### SUPPLIED RECORDS

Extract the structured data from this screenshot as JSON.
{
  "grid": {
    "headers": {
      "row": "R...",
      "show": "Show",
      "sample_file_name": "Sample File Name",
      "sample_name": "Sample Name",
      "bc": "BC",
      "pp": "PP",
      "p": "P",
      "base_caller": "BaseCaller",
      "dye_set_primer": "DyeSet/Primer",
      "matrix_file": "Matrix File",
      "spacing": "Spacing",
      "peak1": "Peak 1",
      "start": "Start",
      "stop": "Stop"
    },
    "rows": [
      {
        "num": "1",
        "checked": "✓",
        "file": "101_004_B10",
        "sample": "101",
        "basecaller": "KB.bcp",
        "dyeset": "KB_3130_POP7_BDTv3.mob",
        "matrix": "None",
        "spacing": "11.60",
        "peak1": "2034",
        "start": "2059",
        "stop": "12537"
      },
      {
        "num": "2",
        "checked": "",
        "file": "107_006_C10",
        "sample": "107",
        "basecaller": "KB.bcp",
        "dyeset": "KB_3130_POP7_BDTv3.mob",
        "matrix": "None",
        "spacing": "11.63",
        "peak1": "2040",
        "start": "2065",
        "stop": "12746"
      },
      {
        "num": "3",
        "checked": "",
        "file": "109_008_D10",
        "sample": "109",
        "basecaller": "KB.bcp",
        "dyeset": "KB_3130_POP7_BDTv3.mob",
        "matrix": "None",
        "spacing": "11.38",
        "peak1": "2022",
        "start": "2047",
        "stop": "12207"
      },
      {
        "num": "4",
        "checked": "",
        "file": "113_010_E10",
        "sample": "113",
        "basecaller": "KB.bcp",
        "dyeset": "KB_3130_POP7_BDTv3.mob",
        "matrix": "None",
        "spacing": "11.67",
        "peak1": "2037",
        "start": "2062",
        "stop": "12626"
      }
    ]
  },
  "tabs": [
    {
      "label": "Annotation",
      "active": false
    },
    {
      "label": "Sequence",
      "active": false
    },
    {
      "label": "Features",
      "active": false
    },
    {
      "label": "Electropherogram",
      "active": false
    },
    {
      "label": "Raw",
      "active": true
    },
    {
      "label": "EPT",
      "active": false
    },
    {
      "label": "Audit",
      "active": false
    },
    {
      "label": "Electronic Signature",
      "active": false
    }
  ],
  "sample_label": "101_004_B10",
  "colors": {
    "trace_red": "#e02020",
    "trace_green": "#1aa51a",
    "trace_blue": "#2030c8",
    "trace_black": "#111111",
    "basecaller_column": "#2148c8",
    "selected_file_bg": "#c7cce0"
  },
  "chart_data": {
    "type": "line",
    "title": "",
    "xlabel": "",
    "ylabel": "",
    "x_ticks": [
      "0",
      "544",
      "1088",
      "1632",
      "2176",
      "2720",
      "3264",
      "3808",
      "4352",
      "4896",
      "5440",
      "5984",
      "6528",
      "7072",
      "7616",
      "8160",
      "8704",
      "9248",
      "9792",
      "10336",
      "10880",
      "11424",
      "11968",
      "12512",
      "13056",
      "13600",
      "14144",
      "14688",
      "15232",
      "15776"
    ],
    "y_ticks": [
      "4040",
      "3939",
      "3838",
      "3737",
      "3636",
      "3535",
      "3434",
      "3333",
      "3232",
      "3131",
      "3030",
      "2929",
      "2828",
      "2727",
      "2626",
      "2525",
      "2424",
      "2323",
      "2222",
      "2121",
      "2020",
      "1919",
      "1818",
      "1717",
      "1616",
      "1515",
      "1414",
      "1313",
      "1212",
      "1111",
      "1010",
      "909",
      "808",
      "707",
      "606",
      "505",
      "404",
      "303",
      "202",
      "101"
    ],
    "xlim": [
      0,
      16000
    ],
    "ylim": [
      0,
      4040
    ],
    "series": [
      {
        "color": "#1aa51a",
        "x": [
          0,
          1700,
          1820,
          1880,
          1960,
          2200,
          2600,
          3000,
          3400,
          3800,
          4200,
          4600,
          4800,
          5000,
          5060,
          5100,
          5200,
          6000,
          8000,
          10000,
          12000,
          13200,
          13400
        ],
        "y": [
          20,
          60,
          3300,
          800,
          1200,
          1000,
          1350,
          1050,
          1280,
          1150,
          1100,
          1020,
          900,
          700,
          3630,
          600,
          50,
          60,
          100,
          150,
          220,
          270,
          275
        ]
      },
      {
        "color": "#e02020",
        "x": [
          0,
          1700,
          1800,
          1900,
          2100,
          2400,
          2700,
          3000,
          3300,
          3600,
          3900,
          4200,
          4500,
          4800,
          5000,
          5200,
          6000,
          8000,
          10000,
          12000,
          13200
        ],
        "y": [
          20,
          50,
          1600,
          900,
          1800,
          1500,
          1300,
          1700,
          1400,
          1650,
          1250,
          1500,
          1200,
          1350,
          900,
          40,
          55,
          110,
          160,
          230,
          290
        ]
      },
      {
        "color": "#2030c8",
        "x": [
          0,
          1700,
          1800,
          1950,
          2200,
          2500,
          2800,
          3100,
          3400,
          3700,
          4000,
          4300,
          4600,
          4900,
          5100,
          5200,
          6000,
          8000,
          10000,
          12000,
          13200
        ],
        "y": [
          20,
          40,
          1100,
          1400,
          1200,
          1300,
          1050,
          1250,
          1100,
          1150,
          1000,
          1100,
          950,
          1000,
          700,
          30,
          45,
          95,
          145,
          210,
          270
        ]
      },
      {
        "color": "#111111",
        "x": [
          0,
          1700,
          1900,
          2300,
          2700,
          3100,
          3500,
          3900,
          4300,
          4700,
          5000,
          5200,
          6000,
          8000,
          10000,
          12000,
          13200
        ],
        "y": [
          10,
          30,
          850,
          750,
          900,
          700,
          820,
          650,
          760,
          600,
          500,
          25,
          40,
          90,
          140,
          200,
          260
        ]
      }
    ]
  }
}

### DIRECTION
Look through the lines above and collect those with the word "start".

### THE REPLY
      "start": "Start",
        "start": "2059",
        "start": "2065",
        "start": "2047",
        "start": "2062",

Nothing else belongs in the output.